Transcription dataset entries
----------------
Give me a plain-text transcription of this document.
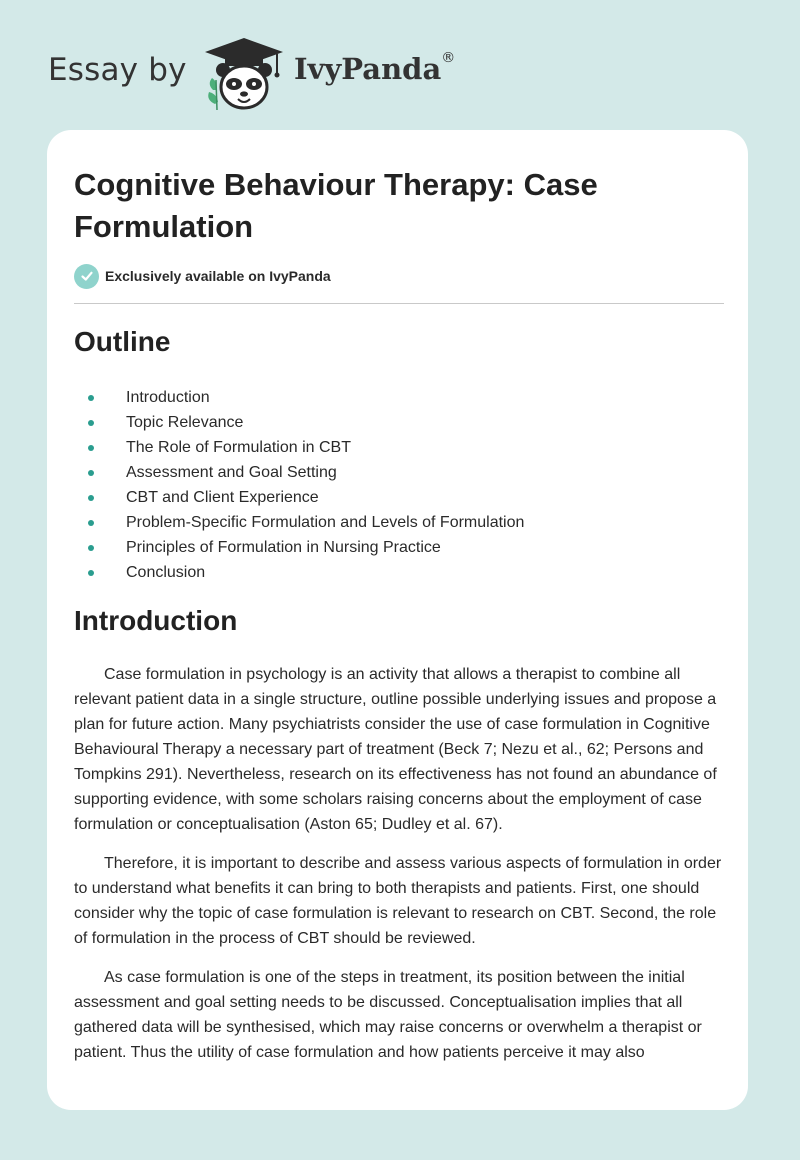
Essay by	IvyPanda®
Cognitive Behaviour Therapy: Case Formulation
Exclusively available on IvyPanda
Outline
Introduction
Topic Relevance
The Role of Formulation in CBT
Assessment and Goal Setting
CBT and Client Experience
Problem-Specific Formulation and Levels of Formulation
Principles of Formulation in Nursing Practice
Conclusion
Introduction

Case formulation in psychology is an activity that allows a therapist to combine all relevant patient data in a single structure, outline possible underlying issues and propose a plan for future action. Many psychiatrists consider the use of case formulation in Cognitive Behavioural Therapy a necessary part of treatment (Beck 7; Nezu et al., 62; Persons and Tompkins 291). Nevertheless, research on its effectiveness has not found an abundance of supporting evidence, with some scholars raising concerns about the employment of case formulation or conceptualisation (Aston 65; Dudley et al. 67).

Therefore, it is important to describe and assess various aspects of formulation in order to understand what benefits it can bring to both therapists and patients. First, one should consider why the topic of case formulation is relevant to research on CBT. Second, the role of formulation in the process of CBT should be reviewed.

As case formulation is one of the steps in treatment, its position between the initial assessment and goal setting needs to be discussed. Conceptualisation implies that all gathered data will be synthesised, which may raise concerns or overwhelm a therapist or patient. Thus the utility of case formulation and how patients perceive it may also
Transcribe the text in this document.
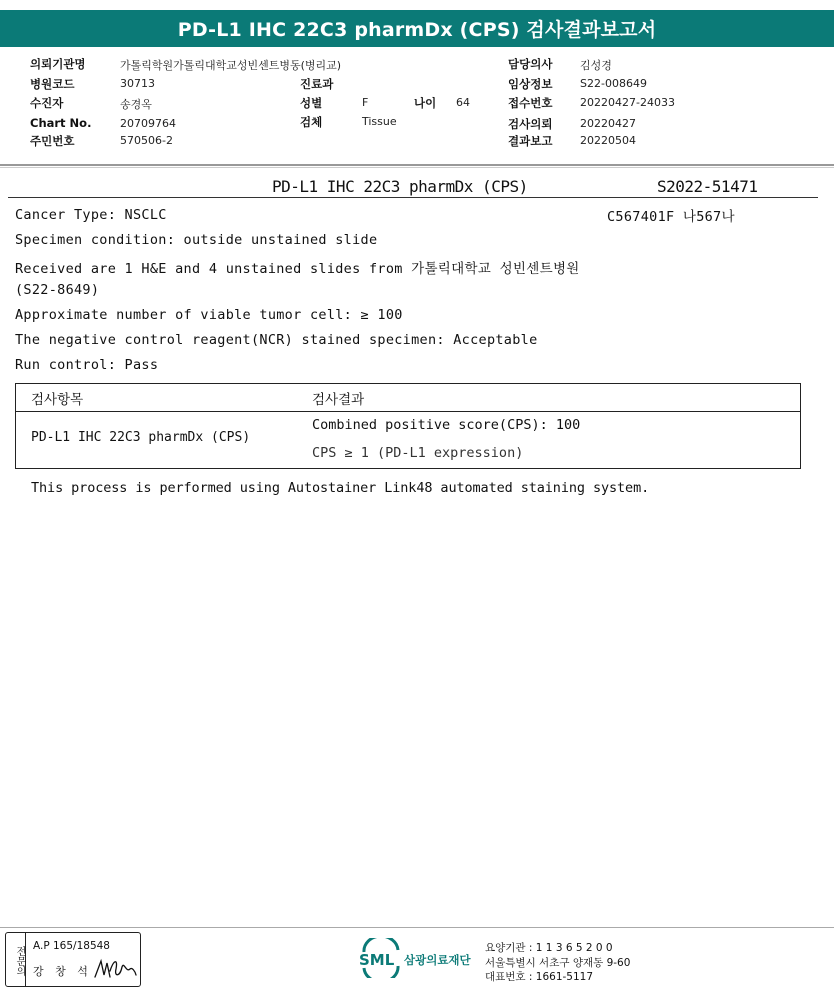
PD-L1 IHC 22C3 pharmDx (CPS) 검사결과보고서
의뢰기관명	가톨릭학원가톨릭대학교성빈센트병동(병리교)
병원코드	30713
수진자	송경옥
Chart No.	20709764
주민번호	570506-2
진료과
성별	F	나이 64
검체	Tissue
담당의사	김성경
임상정보	S22-008649
접수번호	20220427-24033
검사의뢰	20220427
결과보고	20220504
PD-L1 IHC 22C3 pharmDx (CPS)	S2022-51471
Cancer Type: NSCLC	C567401F 나567나
Specimen condition: outside unstained slide
Received are 1 H&E and 4 unstained slides from 가톨릭대학교 성빈센트병원
(S22-8649)
Approximate number of viable tumor cell: ≥ 100
The negative control reagent(NCR) stained specimen: Acceptable
Run control: Pass
검사항목	검사결과
PD-L1 IHC 22C3 pharmDx (CPS)
Combined positive score(CPS): 100
CPS ≥ 1 (PD-L1 expression)
This process is performed using Autostainer Link48 automated staining system.
전문의 A.P 165/18548
강 창 석
SML 삼광의료재단
요양기관 : 1 1 3 6 5 2 0 0
서울특별시 서초구 양재동 9-60
대표번호 : 1661-5117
----------------
=== Assignment ===
For this exercise, gather every line of the data that contains the word "IvyPanda".

=== Output for this exercise ===
Essay by	IvyPanda®
Exclusively available on IvyPanda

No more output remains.